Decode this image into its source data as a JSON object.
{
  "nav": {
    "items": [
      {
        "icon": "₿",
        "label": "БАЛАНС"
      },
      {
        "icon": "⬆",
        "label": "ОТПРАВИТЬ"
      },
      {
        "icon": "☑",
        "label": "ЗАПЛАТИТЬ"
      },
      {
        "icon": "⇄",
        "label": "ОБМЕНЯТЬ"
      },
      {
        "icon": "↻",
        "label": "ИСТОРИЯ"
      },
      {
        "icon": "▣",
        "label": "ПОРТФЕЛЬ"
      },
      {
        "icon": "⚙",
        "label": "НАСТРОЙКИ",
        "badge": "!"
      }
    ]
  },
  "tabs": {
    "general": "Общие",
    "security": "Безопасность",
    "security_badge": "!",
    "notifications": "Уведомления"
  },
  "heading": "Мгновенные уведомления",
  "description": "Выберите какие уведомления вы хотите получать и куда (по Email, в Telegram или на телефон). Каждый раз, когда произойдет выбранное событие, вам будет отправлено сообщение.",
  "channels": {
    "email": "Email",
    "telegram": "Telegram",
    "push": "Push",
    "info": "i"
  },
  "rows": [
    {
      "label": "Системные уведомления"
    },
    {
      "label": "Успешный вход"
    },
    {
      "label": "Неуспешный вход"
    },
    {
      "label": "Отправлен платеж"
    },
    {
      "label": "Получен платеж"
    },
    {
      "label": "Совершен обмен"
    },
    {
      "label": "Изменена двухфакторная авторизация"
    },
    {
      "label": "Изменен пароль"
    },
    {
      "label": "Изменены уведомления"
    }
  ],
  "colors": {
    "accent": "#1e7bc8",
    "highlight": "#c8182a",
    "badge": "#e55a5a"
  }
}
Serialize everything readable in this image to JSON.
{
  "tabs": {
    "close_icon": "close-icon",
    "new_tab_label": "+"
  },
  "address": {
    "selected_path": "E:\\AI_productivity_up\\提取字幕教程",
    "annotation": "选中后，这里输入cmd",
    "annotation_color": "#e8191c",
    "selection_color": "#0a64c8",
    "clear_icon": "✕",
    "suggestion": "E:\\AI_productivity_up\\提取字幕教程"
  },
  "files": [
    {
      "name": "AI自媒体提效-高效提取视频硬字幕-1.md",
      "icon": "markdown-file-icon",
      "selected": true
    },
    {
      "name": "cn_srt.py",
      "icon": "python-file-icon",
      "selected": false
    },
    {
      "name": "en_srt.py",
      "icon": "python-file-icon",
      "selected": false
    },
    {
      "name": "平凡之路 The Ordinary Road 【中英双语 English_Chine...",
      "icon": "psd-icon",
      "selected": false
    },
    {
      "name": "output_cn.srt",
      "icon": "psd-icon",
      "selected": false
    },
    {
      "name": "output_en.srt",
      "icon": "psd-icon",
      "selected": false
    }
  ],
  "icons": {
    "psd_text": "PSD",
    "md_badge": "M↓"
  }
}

*****

# [Given instruction]
Repeat only the stretch of lines starting at the one containing "Serialize everything readable" and running to the final line of the entries above.

# [The response]
Serialize everything readable in this image to JSON.
{
  "tabs": {
    "close_icon": "close-icon",
    "new_tab_label": "+"
  },
  "address": {
    "selected_path": "E:\\AI_productivity_up\\提取字幕教程",
    "annotation": "选中后，这里输入cmd",
    "annotation_color": "#e8191c",
    "selection_color": "#0a64c8",
    "clear_icon": "✕",
    "suggestion": "E:\\AI_productivity_up\\提取字幕教程"
  },
  "files": [
    {
      "name": "AI自媒体提效-高效提取视频硬字幕-1.md",
      "icon": "markdown-file-icon",
      "selected": true
    },
    {
      "name": "cn_srt.py",
      "icon": "python-file-icon",
      "selected": false
    },
    {
      "name": "en_srt.py",
      "icon": "python-file-icon",
      "selected": false
    },
    {
      "name": "平凡之路 The Ordinary Road 【中英双语 English_Chine...",
      "icon": "psd-icon",
      "selected": false
    },
    {
      "name": "output_cn.srt",
      "icon": "psd-icon",
      "selected": false
    },
    {
      "name": "output_en.srt",
      "icon": "psd-icon",
      "selected": false
    }
  ],
  "icons": {
    "psd_text": "PSD",
    "md_badge": "M↓"
  }
}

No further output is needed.